● **EXERCISE GOAL**: Pick out each line in these entries that contains the string "JSON".

● **THE INPUT**:
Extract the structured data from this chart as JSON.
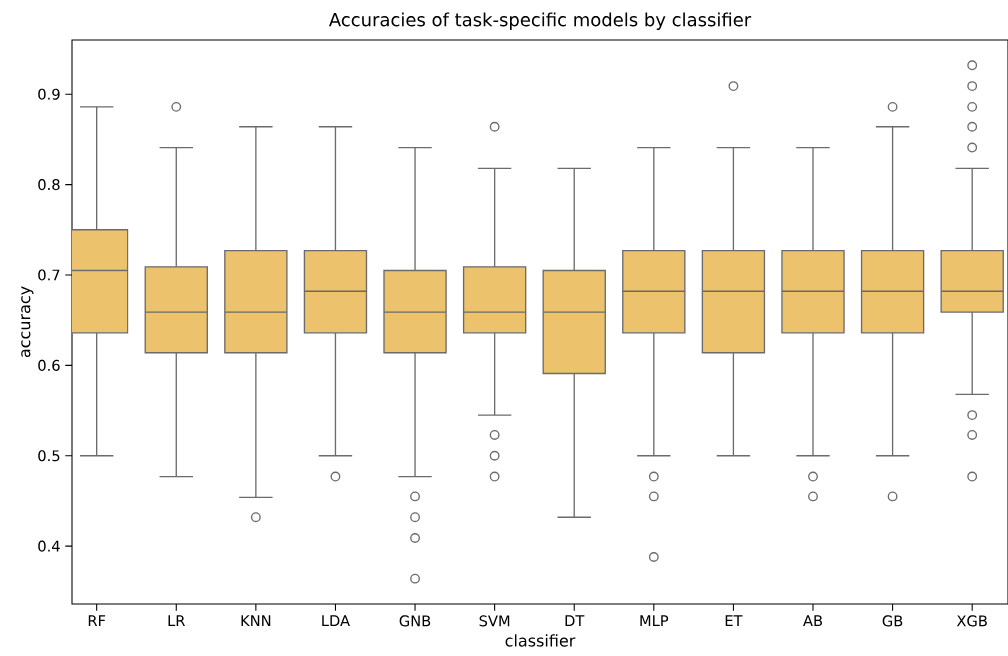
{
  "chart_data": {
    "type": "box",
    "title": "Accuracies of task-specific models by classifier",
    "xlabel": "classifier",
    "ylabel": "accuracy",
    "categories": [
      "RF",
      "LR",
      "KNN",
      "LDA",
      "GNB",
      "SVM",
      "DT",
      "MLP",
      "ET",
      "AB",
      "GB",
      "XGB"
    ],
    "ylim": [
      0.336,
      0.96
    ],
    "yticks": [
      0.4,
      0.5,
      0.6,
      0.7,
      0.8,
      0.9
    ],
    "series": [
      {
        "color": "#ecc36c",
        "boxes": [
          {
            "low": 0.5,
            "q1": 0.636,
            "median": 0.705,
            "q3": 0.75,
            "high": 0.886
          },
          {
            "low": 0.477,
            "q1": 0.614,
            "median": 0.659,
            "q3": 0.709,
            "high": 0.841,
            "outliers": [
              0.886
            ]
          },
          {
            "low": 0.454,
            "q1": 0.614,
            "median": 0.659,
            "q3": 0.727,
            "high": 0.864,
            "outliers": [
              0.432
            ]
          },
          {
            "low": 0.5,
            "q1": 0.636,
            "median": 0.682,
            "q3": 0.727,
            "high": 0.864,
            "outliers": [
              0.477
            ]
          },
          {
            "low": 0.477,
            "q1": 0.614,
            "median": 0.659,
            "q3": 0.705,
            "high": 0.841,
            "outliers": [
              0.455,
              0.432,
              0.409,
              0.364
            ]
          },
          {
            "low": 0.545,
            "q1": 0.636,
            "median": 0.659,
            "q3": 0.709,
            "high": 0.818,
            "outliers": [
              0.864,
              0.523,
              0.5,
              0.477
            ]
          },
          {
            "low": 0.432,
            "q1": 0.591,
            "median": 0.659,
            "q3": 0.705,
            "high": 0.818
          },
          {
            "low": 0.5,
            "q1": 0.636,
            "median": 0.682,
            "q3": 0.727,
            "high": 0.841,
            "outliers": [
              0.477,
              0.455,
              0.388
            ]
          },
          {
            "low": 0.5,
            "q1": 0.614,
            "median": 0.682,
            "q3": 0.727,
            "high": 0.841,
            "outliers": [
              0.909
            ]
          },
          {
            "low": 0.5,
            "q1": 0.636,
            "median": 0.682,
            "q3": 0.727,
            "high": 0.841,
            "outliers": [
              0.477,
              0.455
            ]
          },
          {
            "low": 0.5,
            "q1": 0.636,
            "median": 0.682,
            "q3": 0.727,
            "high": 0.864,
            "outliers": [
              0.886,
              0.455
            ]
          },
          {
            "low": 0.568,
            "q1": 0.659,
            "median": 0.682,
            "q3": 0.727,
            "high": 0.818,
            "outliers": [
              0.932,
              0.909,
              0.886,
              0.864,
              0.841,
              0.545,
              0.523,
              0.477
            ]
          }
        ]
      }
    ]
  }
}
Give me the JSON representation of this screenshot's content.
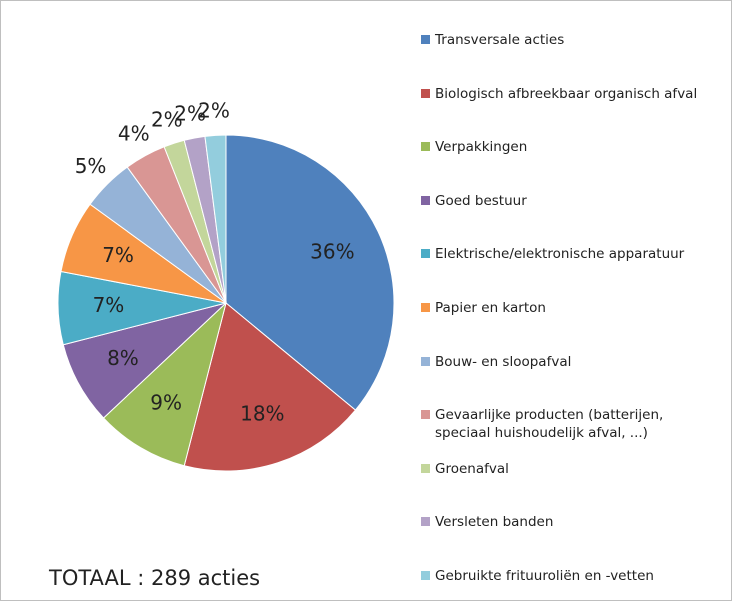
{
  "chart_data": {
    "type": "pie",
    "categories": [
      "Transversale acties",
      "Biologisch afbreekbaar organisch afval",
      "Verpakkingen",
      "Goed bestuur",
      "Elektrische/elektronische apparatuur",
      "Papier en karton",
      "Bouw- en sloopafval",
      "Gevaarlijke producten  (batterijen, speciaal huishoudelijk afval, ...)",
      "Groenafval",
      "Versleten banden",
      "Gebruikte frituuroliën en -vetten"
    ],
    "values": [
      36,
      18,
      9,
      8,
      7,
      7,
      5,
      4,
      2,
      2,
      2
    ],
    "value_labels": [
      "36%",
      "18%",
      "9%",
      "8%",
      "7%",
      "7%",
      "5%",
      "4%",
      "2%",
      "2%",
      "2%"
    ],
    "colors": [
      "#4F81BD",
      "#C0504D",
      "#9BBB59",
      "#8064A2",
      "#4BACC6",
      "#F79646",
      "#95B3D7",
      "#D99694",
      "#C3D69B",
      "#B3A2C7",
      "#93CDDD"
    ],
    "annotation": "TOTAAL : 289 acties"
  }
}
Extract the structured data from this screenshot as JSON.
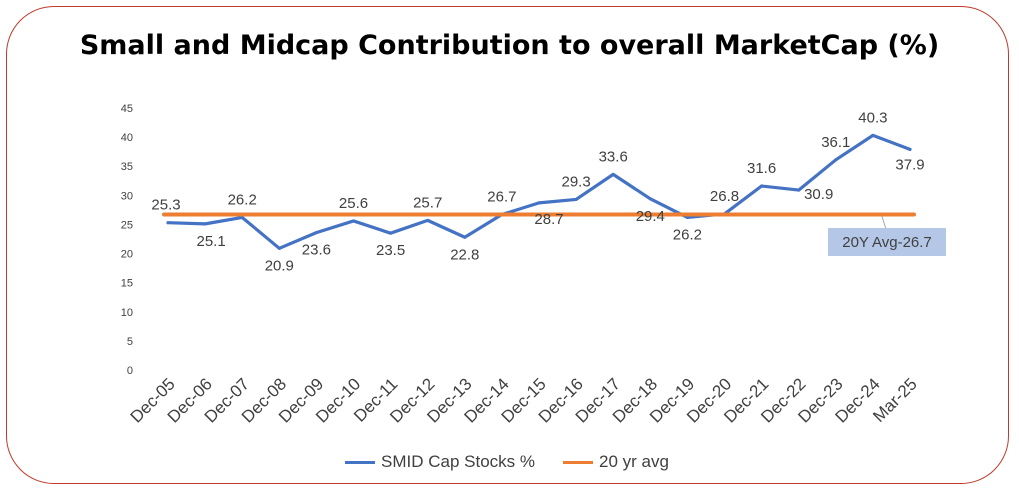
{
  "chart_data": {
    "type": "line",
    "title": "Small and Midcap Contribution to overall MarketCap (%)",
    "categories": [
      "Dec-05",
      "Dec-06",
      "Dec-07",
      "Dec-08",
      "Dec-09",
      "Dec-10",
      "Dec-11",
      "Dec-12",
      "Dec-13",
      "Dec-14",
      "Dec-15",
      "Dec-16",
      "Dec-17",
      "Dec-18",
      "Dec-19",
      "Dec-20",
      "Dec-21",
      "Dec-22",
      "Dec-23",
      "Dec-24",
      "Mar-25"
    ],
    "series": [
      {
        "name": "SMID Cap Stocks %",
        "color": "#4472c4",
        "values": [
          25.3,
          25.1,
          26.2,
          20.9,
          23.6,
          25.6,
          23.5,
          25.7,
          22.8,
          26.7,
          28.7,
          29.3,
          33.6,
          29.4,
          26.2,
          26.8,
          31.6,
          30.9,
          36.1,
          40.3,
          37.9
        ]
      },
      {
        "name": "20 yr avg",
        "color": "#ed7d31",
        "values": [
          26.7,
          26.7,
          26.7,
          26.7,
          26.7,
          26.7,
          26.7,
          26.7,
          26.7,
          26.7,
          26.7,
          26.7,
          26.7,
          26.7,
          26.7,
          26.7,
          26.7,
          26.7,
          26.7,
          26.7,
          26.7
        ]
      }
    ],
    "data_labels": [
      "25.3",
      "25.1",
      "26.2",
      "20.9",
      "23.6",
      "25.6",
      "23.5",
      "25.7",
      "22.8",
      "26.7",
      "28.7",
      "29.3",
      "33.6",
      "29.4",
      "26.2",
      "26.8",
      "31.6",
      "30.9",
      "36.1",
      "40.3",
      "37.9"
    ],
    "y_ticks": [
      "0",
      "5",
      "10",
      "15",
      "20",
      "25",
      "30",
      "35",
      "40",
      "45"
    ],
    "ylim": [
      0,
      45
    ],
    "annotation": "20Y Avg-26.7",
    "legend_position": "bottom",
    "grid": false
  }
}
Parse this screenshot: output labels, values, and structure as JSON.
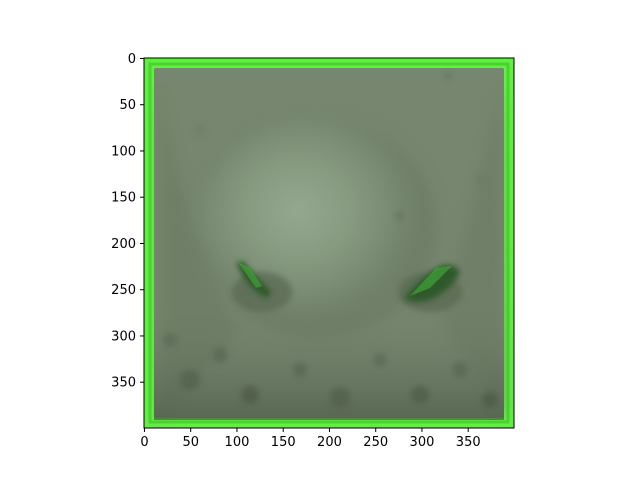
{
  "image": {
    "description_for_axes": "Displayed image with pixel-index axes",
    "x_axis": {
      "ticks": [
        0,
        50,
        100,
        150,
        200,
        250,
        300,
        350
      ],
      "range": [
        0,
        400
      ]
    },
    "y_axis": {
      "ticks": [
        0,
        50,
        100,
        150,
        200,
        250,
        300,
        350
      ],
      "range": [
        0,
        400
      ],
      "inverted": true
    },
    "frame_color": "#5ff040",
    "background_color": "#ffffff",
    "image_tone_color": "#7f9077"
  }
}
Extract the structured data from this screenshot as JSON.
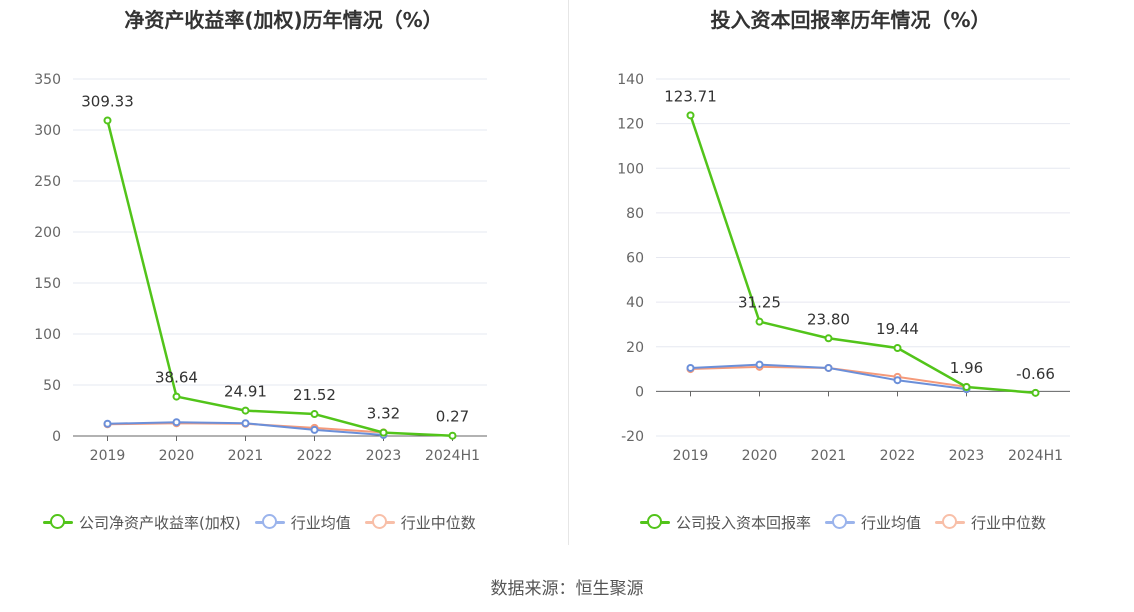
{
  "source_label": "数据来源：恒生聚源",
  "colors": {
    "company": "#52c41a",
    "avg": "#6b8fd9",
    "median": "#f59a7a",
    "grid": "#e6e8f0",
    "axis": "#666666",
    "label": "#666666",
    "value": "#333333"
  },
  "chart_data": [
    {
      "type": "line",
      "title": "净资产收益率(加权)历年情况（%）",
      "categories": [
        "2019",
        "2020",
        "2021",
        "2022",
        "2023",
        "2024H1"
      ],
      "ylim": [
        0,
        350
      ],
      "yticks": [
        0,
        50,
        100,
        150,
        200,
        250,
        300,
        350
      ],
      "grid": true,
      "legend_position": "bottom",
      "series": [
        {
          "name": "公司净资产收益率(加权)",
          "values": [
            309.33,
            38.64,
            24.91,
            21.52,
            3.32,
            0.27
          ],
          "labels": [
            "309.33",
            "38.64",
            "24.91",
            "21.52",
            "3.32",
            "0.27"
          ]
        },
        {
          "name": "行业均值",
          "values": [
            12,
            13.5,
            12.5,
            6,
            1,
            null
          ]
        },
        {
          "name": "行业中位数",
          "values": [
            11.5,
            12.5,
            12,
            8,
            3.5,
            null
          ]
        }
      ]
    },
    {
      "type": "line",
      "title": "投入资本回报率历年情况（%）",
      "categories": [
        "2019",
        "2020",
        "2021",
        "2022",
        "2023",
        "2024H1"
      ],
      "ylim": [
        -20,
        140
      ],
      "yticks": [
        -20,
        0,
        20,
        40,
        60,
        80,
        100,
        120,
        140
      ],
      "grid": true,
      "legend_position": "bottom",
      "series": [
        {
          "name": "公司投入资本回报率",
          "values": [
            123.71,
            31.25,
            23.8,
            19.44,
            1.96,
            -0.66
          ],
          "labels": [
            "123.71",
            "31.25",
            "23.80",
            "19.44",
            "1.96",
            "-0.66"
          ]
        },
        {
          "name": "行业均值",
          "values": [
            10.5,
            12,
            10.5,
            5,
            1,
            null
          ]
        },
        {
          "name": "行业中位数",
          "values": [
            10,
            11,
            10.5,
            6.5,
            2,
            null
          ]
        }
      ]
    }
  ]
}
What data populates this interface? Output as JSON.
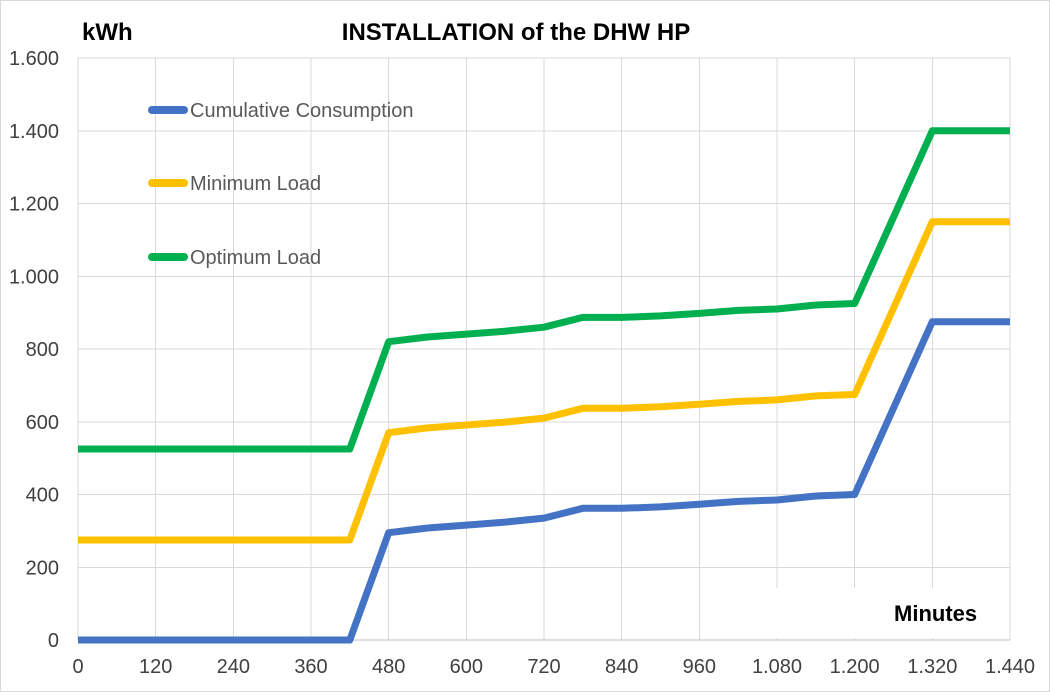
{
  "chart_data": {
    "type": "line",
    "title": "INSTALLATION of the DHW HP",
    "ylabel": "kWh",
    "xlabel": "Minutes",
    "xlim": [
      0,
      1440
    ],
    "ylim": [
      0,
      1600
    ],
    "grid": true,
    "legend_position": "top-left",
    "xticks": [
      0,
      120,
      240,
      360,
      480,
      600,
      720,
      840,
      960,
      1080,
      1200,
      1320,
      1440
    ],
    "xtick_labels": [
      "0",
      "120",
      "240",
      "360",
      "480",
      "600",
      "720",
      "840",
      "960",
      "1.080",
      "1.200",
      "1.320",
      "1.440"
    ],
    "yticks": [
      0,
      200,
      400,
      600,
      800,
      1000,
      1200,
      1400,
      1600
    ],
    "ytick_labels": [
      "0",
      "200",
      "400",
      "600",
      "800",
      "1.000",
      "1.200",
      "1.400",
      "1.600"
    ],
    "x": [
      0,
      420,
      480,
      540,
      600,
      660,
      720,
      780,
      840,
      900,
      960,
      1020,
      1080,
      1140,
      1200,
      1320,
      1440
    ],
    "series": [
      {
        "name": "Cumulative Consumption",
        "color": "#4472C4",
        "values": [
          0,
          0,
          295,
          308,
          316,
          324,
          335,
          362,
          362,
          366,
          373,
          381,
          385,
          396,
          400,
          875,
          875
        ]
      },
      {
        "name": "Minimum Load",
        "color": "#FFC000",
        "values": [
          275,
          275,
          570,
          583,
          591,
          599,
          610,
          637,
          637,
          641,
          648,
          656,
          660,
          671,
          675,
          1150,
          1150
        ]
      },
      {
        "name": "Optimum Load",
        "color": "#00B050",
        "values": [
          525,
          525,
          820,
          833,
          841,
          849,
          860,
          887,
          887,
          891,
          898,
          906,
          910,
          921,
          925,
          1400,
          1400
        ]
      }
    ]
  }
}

● **SOLUTION TO THE EXERCISE**:
Extract the structured data from this chart as JSON.
Give me the JSON representation of this screenshot's content.
Extract the structured data from this screenshot as JSON.
Parse this screenshot: output labels, values, and structure as JSON.
Extract the structured data from this screenshot as JSON.
What data populates this interface? Output as JSON.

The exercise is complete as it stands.